**Selection:**
=====

Wassertalkogel is the southernmost high summit of Geigenkamm range within Ötztal Alps.
The summit rises about 1.600 m above Pitztal valley to the west and about 800 m above Pollestal, a tributary valley to Ötztal, to the east. To the north is located the lower summit of Sonnenkogel, a secondary summit to mighty Puitkogel. To the south Geigenkamm range extends for about two more kilometers with the minor summits of Gschrappkogel, Wurmsitzkopf and Polleskögel until it ends at Pitztaler Jöchl, the linking col to Ötztaler Wildspitze subgroup.
Wassertalkogel, a broad heap of dark rock and scree, would not be a very attractive mountain without one feature: an alpine trail called Mainzer Höhenweg, the linking trail between Rüsselsheimer Hütte to the north and Braunschweiger Hütte to the south. Mainzer Höhenweg is the southernmost part of the whole Geigenkamm range traverse route and among the most difficult and exhausting parts of this traverse.
Wassertalkogel is the highest point of Mainzer Höhenweg thus giving this summit an extra importance.
An extra bonus of this summit is a bivouac hut, called Rheinland-Pfalz-Biwak, located only some meters below the summit and holding 9 bunk beds for an overnight stay. The red bivouac looks more like a lunar module than a mountain bivouac and is a rather strange sight on top of a high mountain.

=====

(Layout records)
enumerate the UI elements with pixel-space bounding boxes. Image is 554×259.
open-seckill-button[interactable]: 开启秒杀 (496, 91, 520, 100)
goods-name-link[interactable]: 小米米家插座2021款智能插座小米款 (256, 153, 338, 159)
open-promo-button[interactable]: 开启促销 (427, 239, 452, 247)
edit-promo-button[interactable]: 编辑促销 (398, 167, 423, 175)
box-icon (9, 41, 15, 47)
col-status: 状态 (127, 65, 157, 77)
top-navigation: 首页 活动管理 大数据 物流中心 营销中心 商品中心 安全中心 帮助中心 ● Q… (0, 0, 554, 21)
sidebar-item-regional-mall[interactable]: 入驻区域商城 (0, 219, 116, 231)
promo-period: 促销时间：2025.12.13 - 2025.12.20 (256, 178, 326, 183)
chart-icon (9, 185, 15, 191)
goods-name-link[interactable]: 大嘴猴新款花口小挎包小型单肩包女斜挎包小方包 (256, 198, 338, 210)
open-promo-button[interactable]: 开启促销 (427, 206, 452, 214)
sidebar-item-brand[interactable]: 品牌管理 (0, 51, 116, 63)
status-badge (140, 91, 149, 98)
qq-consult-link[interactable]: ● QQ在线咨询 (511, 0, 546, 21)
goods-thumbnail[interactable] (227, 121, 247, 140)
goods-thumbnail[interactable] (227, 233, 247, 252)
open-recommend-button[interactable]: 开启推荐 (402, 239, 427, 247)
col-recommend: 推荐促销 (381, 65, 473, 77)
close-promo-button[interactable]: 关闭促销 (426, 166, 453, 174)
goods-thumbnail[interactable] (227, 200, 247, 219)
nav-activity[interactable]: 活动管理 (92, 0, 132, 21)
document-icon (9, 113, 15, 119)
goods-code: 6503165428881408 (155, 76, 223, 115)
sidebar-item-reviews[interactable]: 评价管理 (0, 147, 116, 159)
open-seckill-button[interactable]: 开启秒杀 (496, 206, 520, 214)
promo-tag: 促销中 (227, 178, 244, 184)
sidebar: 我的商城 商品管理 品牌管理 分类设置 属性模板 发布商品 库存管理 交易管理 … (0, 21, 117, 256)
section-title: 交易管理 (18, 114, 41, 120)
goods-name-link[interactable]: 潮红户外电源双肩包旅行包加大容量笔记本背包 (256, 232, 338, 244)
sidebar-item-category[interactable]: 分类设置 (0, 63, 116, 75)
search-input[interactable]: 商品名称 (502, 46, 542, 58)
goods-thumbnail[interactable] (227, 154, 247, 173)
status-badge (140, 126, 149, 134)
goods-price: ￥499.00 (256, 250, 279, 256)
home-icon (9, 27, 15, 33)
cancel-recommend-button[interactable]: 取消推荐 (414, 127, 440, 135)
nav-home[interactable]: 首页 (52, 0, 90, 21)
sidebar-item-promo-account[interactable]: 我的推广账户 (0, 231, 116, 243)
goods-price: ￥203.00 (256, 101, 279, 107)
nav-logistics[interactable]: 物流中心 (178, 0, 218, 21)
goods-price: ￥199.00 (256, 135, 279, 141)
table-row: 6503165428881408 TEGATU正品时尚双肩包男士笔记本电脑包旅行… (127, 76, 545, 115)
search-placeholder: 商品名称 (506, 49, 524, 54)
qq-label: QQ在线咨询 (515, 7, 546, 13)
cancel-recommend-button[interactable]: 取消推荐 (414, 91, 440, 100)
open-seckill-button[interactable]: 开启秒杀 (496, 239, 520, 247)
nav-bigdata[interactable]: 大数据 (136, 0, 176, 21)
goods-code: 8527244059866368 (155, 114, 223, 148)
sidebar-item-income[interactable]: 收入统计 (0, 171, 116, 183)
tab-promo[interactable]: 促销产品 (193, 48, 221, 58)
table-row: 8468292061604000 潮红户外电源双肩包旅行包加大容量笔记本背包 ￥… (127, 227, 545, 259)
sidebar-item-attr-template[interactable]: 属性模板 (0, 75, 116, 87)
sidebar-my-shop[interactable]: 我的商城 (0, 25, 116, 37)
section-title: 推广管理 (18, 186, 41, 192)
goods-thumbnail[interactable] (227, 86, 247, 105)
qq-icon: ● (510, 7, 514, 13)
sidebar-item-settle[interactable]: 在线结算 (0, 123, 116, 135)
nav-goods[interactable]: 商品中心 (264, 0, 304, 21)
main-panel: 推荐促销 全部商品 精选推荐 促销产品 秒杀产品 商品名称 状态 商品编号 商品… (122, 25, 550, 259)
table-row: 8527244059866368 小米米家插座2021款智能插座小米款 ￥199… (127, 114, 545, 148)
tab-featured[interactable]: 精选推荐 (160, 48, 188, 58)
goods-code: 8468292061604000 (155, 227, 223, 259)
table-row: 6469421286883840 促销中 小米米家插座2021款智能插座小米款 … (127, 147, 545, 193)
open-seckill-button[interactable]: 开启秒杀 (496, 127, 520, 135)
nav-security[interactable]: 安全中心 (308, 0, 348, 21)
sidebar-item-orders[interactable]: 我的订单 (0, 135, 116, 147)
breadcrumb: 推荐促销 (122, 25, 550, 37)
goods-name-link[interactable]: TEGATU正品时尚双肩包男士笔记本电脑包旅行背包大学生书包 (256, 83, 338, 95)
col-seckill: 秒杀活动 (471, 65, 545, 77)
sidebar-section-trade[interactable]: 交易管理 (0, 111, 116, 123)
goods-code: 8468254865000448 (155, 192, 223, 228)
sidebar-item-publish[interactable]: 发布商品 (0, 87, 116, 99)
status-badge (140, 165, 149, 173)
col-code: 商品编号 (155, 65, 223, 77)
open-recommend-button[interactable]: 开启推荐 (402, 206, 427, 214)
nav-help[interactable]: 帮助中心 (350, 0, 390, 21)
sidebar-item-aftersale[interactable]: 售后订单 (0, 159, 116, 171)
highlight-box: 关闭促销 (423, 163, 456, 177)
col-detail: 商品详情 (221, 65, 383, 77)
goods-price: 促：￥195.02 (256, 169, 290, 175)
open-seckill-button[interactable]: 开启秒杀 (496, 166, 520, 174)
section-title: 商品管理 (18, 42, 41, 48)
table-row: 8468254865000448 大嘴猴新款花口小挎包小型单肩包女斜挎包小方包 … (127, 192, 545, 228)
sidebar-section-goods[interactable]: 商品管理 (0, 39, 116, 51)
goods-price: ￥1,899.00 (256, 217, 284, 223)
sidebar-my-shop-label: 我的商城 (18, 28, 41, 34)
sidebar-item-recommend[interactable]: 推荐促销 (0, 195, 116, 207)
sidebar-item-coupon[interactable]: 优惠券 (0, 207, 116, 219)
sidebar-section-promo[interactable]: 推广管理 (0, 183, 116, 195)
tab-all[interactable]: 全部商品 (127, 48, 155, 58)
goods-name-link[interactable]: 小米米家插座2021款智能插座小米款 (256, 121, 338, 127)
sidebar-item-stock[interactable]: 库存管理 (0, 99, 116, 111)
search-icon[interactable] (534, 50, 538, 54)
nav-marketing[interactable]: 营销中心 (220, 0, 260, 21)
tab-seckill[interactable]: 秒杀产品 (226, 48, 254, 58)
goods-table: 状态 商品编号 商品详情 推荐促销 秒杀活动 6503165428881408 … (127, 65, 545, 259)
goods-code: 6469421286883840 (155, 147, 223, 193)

=====

**Instructions for the task:** In the text about Wassertalkogel, translate this sentence into Spanish: "Wassertalkogel is the highest point of Mainzer Höhenweg thus giving this summit an extra importance."

**Result for this exercise:** Wassertalkogel es el punto más alto del Mainzer Höhenweg, lo que le da a esta cumbre una importancia adicional.